* 演習課題
• 1. アプリのサインイン失敗についての文章を読み、次の問いに答えてください。
(a) 作者がユーザー管理のために使おうと考えたものは何ですか。
(b) クローズドテストを設定したあと、Play Storeからダウンロードしたアプリでは何が起きましたか。
(c) 結論として、満たせていなかったのはどのサービスの要件ですか。
• 2. アプリのサインイン失敗についての文章を、最後の文の後から書き継いでください。

* 課題文
- - -

少し前から、GooglePlayStoreでアプリ内課金を使ったアプリを個人的にリリースすべく作業をしていまして、初めて扱うKotlinやGoogle Purchasesなどでいくつか記事を投稿させてもらいました。
https://qiita.com/taedookim/items/a4280ed9d66288c24b51
https://qiita.com/taedookim/items/698982a89f97e3576544
https://qiita.com/taedookim/items/66cdfcad526b33fd03e2
そんなわけで四苦八苦していたアプリが、一応基本的な動作については問題なく動くところまで来ましたので、リリース手続きをしまして、いざ公開!となったところで躓いたお話です。
先に結論から言いますと、FirebaseAuthというよりはそこで利用しているGoogle Sign-InやFacebook Loginの要件が満たせていなかった、ということだったのですが、開発作業を進めている中ではいろいろと気づかないまま進んでしまった結果見落としていたポイントでしたので、自戒も込めて書かせていただきます。
やっていたこと
上記の通り、アプリではGoogle Play Storeのアプリ内課金を利用する想定でいたため、ユーザー管理のため、Firebaseを使おうと考えて実装を進めていました。
何分個人アプリなのであまりユーザー管理などに運用の労力は裂きたくないなというのが正直なところでして、OAuthを使い、GoogleアカウントやFacebookアカウントを使ってログインしてもらい、ユーザー識別だけできればいいや、と考えていたのが発端です。
実装の対応としては、FirebaseAuthの公式ドキュメントを参考にしていました。
UIまで用意されているし、簡単に実装できるものなんだなぁ~と思いながら、公式ドキュメントの指示に従い、FirebaseConsoleの設定を行って比較的開発初期の段階で無事、ログインできるようになり、課金などのアプリ部分の実装へ。
すべてが整って、いざリリース手続きということで、クローズドテストを設定したところ、Play Storeからダウンロードしたアプリでは、サインインに失敗する、という事象が起きました。
確認したこと
開発環境から直接端末にインストールして実行するとやはり正常にサインイン可能。

- - -

(元データ)
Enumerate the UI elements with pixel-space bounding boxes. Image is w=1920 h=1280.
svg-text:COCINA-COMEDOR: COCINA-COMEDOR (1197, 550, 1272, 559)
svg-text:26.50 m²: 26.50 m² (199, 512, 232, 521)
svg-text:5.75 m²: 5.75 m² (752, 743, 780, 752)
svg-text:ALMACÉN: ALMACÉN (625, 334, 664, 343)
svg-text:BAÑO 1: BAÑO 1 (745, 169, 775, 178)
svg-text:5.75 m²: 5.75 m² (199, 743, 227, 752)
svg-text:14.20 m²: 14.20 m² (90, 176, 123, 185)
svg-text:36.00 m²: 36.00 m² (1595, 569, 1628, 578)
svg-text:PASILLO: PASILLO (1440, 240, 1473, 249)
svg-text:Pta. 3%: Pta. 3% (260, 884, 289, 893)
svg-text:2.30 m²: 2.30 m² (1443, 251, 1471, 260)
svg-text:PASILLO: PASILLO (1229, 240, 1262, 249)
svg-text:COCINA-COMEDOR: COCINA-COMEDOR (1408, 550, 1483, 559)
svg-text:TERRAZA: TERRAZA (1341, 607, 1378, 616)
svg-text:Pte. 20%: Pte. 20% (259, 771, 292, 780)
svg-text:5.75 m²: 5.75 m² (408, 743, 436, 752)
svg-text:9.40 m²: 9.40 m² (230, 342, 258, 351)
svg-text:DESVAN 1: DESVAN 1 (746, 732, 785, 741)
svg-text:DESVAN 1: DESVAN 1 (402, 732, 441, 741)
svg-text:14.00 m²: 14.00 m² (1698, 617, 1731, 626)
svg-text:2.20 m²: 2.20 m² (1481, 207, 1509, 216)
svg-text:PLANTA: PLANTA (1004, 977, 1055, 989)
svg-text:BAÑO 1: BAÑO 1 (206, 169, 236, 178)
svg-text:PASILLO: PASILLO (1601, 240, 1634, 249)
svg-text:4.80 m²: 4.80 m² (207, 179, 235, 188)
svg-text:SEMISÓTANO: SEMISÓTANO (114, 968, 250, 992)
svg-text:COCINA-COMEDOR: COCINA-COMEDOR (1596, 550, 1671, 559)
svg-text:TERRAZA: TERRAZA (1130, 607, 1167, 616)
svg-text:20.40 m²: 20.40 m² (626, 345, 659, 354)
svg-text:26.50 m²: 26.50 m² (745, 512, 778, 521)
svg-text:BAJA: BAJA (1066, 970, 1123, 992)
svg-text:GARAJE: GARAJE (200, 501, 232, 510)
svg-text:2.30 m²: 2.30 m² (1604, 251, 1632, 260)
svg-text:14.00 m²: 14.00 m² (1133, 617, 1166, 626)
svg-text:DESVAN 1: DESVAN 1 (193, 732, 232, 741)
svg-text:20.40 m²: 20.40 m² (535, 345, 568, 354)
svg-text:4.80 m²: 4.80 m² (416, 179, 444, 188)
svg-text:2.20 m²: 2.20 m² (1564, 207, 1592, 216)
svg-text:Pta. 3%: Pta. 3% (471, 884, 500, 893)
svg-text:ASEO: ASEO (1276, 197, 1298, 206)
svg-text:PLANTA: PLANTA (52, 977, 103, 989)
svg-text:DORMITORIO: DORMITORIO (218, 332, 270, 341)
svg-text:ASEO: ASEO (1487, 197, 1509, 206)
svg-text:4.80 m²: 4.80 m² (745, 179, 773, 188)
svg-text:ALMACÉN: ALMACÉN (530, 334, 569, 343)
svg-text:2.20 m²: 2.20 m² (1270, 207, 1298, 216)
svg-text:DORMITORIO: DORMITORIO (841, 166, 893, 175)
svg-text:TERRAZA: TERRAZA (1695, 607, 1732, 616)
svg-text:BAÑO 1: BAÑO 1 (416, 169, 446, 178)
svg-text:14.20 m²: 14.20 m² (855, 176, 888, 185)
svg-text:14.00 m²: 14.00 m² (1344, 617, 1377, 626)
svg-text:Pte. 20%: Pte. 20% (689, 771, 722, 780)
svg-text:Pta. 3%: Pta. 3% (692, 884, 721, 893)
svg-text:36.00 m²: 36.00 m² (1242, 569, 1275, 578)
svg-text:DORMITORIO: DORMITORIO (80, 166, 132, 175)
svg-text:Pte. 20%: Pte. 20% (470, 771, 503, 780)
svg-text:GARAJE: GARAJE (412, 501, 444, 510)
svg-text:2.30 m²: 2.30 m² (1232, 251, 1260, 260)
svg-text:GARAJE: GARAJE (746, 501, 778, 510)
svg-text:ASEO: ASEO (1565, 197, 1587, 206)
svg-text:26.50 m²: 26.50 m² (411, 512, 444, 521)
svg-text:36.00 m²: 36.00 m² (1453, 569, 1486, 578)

- - -

* 解答一覧
• 1.
(a) Firebaseです。
(b) サインインに失敗しました。
(c) Google Sign-InとFacebook Loginの要件です。

• 2.
ということで、何が違うんだ??と、PlayStoreからインストールしたバイナリを実行している端末をPCにつないでLogを確認したところ、サインインを実行したところで以下のようなエラーが出ていました。(エラーメッセージ自体は消してしまったのですが、検索時に見つけたサイトに記載されていた内容からの抜粋でこんな感じのメッセージだったはずです)
com.google.android.gms.common.api.ApiException: 10:
GoogleからAPIエラーが出ているというのはわかりましたが、10というエラーコードの意味がわからず検索してみたところ
https://stackoverflow.com/questions/47437678/why-do-i-get-com-google-android-gms-common-api-apiexception-10
このページに行き着きました。
ページ内に記載のアドバイスに従い、今度はFirebaseUIではなく、GCPのコンソール上で各種環境設定を行い、Google Sign-Inを使ってみるが、やはり同様に開発環境ではOKなのにPlay Store経由になるとNG。
続いて、Firebaseと連動させていたFacebookを使って実装してみましたがそれでも事象は解消されず。
ここまで来てふと、GCPのコンソールをよく見て気づいたのが、ドメインの承認に関する項目。
OAuth同意画面の項目にあるこれらの項目ですが、一番下の「アプリケーション利用規約リンク」の欄には (省略可) とあるのに、その上2か所、アプリケーションホームページリンクとアプリケーションプライバシーポリシーリンクの欄には、その文言がありませんでした。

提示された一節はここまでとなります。